USGS Data Science conventions

So far you’ve learned a lot about the mechanics of using targets, but there are also a few conventions that USGS Data Science practitioners use to maintain consistency across projects. These conventions make it easier to jump into a new project, provide peer review, or learn a new technique from someone else’s pipeline, since you are already familiar with the structure.

As you learned in the first pipelines course, we like to separate pipelines into distinct phases based on what is happening to the data (we usually use fetch, process, visualize, etc). So far in this course, we have been using a single list of targets in the _targets.R makefile. This works for short pipelines, but when you have bigger, more complex pipelines, that file and target list could get HUGE and difficult to read.
☆ ☆ ☆ ☆ ☆
Exercise brief >>
Output, without changes, everything in the passage on USGS Data Science conventions from "So far you’ve" down to "with the structure.". The material placed after this text is not needed.

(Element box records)
☆ ☆ ☆ ☆ ☆
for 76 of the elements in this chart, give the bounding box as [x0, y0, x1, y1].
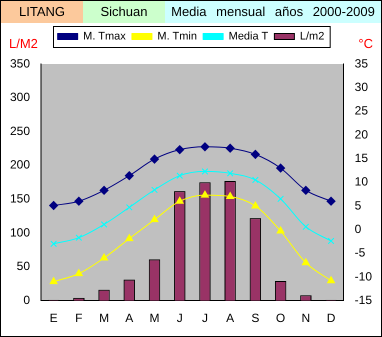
- y-tick-label: 50: [16, 259, 30, 274]
- y2-tick-label: 10: [354, 174, 368, 189]
- y2-tick-label: 15: [354, 150, 368, 165]
- y-tick-label: 200: [10, 158, 30, 172]
- point: [250, 150, 260, 159]
- x-tick-label: M: [99, 311, 110, 326]
- x-tick-label: A: [125, 311, 134, 326]
- y2-tick-label: 35: [354, 56, 368, 70]
- y2-tick-label: 5: [354, 198, 362, 212]
- point: [251, 201, 260, 208]
- legend-label: M. Tmin: [157, 30, 197, 43]
- point: [125, 234, 134, 242]
- point: [276, 226, 285, 234]
- point: [74, 269, 83, 276]
- point: [50, 240, 57, 248]
- point: [226, 170, 234, 177]
- y2-tick-label: 20: [354, 127, 368, 142]
- point: [302, 223, 310, 230]
- point: [302, 258, 310, 266]
- point: [326, 196, 336, 206]
- point: [226, 144, 235, 153]
- point: [150, 215, 158, 222]
- y-tick-label: 0: [23, 292, 30, 307]
- point: [49, 200, 58, 210]
- x-tick-label: O: [276, 311, 286, 326]
- y-tick-label: 350: [10, 56, 30, 70]
- point: [175, 145, 184, 154]
- y2-tick-label: 30: [354, 80, 368, 94]
- y-axis-title: L/M2: [9, 36, 38, 52]
- y2-tick-label: 25: [354, 104, 368, 118]
- y2-axis-title: °C: [358, 36, 373, 52]
- y-tick-label: 100: [10, 225, 30, 240]
- point: [226, 192, 234, 199]
- y-tick-label: 250: [10, 124, 30, 138]
- point: [126, 204, 133, 211]
- y-tick-label: 300: [10, 90, 30, 104]
- x-tick-label: M: [150, 311, 160, 326]
- chart-title: LITANG: [1, 1, 83, 23]
- point: [252, 176, 259, 184]
- point: [76, 234, 82, 241]
- x-tick-label: J: [176, 311, 183, 326]
- y2-tick-label: -15: [354, 292, 372, 307]
- point: [124, 171, 134, 180]
- y2-tick-label: 0: [354, 222, 362, 236]
- point: [277, 196, 284, 202]
- x-tick-label: N: [301, 311, 310, 326]
- chart-subtitle: Sichuan: [83, 1, 165, 23]
- point: [50, 277, 58, 284]
- point: [176, 172, 184, 180]
- point: [202, 168, 208, 175]
- x-tick-label: A: [226, 311, 234, 326]
- point: [176, 196, 184, 204]
- point: [276, 164, 286, 173]
- x-tick-label: D: [326, 311, 336, 326]
- point: [328, 238, 334, 244]
- legend-label: L/m2: [300, 30, 324, 43]
- point: [74, 196, 84, 206]
- point: [100, 186, 109, 195]
- legend-label: M. Tmax: [83, 30, 126, 43]
- point: [301, 186, 310, 195]
- y2-tick-label: -5: [354, 246, 366, 260]
- y-tick-label: 150: [10, 192, 30, 206]
- x-tick-label: S: [251, 311, 260, 326]
- x-tick-label: E: [50, 311, 58, 326]
- y2-tick-label: -10: [354, 269, 372, 284]
- x-tick-label: J: [202, 311, 208, 326]
- point: [100, 221, 108, 228]
- point: [200, 142, 210, 152]
- point: [100, 254, 108, 261]
- legend-label: Media T: [228, 30, 268, 43]
- point: [150, 154, 160, 164]
- x-tick-label: F: [75, 311, 83, 326]
- point: [327, 276, 336, 284]
- point: [151, 186, 158, 194]
- point: [200, 190, 209, 198]
- text: Media mensual años 2000-2009: [165, 1, 381, 23]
☆ ☆ ☆ ☆ ☆
Final result >>
So far you’ve learned a lot about the mechanics of using targets, but there are also a few conventions that USGS Data Science practitioners use to maintain consistency across projects. These conventions make it easier to jump into a new project, provide peer review, or learn a new technique from someone else’s pipeline, since you are already familiar with the structure.